## To be done
Report the total number of lines that include the string "taking", without any other text.

## Records for this task
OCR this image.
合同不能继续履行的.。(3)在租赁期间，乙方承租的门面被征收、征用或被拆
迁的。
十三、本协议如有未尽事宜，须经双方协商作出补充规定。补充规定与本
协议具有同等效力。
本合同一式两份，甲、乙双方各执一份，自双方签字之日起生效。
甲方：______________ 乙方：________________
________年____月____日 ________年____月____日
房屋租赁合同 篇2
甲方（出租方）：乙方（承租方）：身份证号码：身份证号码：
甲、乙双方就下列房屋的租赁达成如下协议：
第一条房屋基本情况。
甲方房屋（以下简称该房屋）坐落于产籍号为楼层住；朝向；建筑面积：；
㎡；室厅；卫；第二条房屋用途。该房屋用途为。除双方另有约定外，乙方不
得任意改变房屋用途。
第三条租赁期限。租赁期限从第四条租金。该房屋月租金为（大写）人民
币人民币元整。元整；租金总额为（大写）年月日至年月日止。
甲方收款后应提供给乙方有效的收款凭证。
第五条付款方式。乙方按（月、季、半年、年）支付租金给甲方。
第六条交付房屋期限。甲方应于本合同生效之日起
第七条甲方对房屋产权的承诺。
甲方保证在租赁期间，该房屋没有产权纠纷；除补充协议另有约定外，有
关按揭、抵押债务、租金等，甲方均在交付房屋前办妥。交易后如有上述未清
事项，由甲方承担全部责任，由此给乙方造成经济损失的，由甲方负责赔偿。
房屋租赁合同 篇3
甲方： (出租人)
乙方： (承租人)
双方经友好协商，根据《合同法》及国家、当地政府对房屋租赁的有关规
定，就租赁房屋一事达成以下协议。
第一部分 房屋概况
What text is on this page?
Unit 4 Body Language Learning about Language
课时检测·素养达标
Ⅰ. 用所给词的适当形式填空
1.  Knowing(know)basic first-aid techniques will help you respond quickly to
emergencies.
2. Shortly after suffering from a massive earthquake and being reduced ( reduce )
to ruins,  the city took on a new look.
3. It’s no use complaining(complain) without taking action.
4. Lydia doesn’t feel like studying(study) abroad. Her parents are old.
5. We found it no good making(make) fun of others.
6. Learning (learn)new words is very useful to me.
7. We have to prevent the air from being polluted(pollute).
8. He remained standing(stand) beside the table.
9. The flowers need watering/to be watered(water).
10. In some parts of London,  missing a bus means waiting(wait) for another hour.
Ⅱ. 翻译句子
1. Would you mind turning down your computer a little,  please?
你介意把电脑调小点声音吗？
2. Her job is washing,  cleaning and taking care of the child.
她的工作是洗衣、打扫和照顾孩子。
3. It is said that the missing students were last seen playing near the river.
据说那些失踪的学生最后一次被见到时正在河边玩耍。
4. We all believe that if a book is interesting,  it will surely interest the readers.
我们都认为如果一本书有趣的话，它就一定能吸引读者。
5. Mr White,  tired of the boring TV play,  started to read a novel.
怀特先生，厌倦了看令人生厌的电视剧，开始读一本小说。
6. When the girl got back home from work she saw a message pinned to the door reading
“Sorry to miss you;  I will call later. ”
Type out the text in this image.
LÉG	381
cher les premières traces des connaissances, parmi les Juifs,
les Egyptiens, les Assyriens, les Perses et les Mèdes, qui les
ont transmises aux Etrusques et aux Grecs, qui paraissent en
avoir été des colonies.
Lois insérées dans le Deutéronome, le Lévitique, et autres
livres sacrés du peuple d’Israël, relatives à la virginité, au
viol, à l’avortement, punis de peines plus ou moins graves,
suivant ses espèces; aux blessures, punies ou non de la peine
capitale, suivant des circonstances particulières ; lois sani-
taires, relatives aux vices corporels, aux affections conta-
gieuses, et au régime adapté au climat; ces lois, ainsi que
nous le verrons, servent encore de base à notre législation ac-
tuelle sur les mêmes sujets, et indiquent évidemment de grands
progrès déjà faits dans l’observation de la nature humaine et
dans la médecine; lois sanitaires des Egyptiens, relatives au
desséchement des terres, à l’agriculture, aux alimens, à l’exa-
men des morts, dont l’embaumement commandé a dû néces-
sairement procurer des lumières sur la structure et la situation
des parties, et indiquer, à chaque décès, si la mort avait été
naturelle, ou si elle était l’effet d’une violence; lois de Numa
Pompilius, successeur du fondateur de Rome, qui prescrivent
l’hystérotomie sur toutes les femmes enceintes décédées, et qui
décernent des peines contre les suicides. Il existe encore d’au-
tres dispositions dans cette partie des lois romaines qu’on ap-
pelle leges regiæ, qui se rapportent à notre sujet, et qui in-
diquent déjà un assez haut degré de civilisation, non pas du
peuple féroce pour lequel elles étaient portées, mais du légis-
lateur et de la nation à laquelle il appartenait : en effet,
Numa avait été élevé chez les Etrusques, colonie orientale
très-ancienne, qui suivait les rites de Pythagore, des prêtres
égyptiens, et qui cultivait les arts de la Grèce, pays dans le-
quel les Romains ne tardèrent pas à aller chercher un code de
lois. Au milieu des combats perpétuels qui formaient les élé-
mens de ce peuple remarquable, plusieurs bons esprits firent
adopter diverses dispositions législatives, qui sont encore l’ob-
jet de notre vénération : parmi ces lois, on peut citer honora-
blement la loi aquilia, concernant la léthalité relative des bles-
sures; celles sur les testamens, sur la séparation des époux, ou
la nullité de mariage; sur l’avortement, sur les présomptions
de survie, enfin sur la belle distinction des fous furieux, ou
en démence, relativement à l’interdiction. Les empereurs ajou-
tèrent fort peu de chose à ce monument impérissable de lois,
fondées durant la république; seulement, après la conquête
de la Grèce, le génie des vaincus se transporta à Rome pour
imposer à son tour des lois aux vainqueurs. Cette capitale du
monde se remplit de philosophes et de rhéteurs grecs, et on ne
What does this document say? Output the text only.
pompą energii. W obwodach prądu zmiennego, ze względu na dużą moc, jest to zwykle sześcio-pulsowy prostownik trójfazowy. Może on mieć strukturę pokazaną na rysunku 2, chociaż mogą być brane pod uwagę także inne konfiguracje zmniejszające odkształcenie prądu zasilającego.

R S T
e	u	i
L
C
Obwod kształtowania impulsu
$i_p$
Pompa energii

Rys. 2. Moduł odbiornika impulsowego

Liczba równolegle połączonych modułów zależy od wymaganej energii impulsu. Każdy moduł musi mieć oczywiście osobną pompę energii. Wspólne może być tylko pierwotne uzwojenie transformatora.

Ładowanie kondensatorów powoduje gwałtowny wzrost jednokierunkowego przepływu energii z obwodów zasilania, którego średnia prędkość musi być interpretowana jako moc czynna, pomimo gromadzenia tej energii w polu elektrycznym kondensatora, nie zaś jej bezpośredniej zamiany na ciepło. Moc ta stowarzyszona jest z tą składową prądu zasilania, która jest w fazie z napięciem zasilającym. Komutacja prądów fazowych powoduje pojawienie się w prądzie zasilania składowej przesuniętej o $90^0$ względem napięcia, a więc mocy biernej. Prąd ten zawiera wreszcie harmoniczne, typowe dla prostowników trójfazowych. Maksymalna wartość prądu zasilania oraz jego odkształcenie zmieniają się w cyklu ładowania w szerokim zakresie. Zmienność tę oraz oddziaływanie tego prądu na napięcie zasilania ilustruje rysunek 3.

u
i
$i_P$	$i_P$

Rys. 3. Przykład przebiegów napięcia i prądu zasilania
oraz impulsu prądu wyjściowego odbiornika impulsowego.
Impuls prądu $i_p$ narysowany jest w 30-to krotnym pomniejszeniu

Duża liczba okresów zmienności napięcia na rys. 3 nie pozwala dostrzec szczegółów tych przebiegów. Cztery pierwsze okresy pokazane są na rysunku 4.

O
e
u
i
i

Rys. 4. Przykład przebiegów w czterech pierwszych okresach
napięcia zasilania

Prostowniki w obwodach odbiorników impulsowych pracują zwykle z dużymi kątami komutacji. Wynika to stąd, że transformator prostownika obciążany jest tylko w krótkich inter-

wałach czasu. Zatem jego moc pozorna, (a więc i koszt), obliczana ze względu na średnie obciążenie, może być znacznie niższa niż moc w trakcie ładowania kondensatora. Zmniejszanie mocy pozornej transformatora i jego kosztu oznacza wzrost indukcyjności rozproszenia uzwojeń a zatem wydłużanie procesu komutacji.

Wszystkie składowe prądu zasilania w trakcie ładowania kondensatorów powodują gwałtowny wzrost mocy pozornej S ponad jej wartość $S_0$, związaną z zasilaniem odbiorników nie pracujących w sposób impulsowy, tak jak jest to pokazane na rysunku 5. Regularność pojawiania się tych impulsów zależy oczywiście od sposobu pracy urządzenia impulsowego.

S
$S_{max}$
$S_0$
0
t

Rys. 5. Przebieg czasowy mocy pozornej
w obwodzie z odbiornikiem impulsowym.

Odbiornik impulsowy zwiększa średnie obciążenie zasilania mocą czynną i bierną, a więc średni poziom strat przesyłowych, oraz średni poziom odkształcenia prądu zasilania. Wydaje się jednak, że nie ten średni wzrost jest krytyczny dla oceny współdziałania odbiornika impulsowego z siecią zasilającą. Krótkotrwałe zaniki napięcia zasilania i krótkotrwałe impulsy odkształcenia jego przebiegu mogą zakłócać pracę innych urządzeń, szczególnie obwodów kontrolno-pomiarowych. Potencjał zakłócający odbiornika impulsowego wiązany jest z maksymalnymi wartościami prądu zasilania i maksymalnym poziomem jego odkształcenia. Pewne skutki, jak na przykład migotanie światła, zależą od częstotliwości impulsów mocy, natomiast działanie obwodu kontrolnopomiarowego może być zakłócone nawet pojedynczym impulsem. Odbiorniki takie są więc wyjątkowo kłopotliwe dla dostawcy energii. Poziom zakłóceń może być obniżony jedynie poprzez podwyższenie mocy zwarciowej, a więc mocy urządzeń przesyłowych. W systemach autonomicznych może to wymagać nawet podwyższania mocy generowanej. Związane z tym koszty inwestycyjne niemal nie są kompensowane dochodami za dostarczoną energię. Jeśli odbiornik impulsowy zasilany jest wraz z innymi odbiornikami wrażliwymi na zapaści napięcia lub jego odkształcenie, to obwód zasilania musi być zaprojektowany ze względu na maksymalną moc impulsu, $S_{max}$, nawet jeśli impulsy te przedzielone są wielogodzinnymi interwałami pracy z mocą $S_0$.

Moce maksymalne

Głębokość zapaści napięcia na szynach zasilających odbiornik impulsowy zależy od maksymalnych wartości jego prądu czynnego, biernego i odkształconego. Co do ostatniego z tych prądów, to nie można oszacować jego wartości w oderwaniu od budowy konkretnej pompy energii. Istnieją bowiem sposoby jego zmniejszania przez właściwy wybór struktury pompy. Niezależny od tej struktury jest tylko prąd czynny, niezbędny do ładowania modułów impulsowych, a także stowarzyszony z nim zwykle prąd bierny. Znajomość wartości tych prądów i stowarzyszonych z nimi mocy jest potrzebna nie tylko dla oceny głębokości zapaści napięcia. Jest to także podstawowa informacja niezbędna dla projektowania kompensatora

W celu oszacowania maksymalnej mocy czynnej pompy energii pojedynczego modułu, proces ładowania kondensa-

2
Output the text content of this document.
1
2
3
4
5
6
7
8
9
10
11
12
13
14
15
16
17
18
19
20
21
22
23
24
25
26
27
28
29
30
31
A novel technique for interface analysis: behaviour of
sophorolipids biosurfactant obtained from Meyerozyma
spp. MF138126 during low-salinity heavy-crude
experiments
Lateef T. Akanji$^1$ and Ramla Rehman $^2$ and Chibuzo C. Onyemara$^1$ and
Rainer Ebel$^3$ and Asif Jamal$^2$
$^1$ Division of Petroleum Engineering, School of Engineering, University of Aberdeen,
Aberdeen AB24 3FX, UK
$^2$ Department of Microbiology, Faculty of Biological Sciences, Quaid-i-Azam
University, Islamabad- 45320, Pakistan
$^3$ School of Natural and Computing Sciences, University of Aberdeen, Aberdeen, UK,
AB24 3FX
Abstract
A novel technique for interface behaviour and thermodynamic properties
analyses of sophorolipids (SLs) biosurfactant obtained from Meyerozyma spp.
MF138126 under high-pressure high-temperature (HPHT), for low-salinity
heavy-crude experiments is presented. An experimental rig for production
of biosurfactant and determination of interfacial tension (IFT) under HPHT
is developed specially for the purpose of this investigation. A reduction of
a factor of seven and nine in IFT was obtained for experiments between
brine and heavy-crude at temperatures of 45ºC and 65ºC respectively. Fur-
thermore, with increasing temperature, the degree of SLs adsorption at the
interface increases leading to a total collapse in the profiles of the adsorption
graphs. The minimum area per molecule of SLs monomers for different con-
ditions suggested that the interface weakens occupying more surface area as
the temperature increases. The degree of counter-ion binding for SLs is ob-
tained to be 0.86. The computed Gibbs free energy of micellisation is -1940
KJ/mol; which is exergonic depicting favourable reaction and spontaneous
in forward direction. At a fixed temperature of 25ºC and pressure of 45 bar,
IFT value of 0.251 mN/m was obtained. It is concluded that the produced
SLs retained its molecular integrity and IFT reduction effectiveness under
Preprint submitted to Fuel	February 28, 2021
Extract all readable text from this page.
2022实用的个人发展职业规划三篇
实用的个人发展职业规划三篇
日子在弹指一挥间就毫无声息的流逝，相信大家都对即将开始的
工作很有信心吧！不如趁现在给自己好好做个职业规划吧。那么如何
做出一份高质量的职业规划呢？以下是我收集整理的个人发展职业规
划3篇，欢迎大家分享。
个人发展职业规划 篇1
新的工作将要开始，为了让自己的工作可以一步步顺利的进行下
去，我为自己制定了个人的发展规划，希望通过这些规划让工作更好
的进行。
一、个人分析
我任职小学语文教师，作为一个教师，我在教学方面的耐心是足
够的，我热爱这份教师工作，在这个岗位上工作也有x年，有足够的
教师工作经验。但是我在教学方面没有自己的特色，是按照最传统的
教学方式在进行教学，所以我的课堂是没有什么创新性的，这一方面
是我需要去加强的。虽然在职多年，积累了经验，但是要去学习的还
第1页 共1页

## Written response
2